Accelerating research workflows with saliva samples and plug and play automation

New England Biolabs is a unique, scientist led company. We offer a portfolio of reagents for RT-qPCR, loop-mediated isothermal amplification, and next generation sequencing that enable new assays for SARS-CoV-2. Investigators can always speak directly with our scientists via tech support.  I was so pleased to learn how these conversations prompted NEB to offer more options for researchers!

New England Biolabs scientists have demonstrated several options for SARS-CoV-2 test developers.  They carried out precursor studies for SARS-CoV-2 directly from patient samples with RT-qPCR and Colorimetric RT-LAMP Reagents.  They established a protocol for saliva samples using the Monarch Total RNA Miniprep Kit (NEB #T2010) and reduced the total protocol time by 30 minutes by eliminating the Proteinase K step. They were also able to expand the utility of RNA Cleanup Kits by confirming their effective use for viral RNA extraction applications using mock SARS-CoV-2 samples. To help increase the throughput for customers, NEB investigated instrumentation platforms that would be compatible with these kits. Although instrument manufacturers supply their own RNA extraction reagents for use in these machines, many researchers successfully use alternative reagents. Therefore, NEB scientists investigated RNA extraction protocols from saliva with automation on QIAcube® and KingFisher™ Flex instruments.   Such replacements are easier when reagents can be used with existing scripts. Considering this, both the Monarch Total RNA Miniprep Kit and Monarch RNA Cleanup Kits were validated for plug-and-play RNA extraction – no custom programming needed.

○ ○ ○ ○ ○

* _Action item A_: In the passage on accelerating research workflows with saliva samples, how much time did NEB scientists save in the saliva protocol, and by removing which step?
* _Action item B_: Write a continuation of the passage on saliva samples and plug-and-play automation, starting right after its final sentence.

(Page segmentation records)
○ ○ ○ ○ ○

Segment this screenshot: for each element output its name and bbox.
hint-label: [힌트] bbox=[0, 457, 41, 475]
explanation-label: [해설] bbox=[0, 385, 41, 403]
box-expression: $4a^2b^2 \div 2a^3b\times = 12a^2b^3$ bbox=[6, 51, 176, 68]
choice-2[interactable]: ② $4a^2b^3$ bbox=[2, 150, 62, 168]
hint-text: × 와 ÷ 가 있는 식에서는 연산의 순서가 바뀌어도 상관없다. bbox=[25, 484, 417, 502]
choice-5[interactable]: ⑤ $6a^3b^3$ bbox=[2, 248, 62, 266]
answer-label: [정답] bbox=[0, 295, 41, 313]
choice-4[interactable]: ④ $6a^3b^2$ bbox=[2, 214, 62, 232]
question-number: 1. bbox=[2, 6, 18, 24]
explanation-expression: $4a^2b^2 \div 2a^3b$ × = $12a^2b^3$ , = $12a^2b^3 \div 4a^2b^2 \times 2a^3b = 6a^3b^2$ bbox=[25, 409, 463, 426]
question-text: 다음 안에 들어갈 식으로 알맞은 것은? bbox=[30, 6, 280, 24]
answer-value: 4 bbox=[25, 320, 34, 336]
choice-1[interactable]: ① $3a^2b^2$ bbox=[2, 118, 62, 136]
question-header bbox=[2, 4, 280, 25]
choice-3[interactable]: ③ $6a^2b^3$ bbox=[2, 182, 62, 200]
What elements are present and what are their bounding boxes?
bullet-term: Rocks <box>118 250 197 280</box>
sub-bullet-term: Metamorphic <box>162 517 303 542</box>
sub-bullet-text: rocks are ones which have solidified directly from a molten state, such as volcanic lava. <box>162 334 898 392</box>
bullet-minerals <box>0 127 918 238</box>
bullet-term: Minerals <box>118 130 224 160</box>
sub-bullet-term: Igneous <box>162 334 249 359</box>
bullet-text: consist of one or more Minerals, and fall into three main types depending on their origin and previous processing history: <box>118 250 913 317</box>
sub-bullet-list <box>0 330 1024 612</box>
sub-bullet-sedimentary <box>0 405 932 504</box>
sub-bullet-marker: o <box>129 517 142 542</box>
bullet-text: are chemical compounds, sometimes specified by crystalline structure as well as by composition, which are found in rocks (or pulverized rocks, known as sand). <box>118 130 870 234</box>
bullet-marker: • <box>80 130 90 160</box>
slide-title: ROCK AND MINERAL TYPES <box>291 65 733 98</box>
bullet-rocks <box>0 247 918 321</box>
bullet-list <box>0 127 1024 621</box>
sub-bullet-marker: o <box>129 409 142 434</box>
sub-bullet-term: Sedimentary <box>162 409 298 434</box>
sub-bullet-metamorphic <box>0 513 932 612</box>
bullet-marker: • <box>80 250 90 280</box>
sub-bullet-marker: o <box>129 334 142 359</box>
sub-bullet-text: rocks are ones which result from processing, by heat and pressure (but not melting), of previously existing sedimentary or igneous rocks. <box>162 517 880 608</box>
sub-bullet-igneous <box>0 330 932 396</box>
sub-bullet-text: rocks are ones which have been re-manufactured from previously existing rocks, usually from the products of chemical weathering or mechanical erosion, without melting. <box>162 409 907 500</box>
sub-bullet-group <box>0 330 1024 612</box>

○ ○ ○ ○ ○

* _Written response A_: They cut 30 minutes from the total protocol time by eliminating the Proteinase K step.

* _Written response B_:
These protocols work really well, which shows good potential for other platforms. If you would like guidance on adapting these kits for use in your own workflow, please contact NEB tech support!   

 

Containing outbreaks in practice

Development and deployment of faster, accurate and cheaper diagnostic tests is an ongoing challenge. There will be numerous practical considerations as developers roll out testing alternatives. Many big picture questions are already being asked about how to increase public uptake of testing. What types of COVID-19 tests will be the most accessible in diverse global scenarios? Logistically, would home based or point-of-care collections support faster turnaround times? What approaches will work best for preliminary screening? Producing test options that will help identify and contain viral spread for everyone all over the world will require good perspective taking.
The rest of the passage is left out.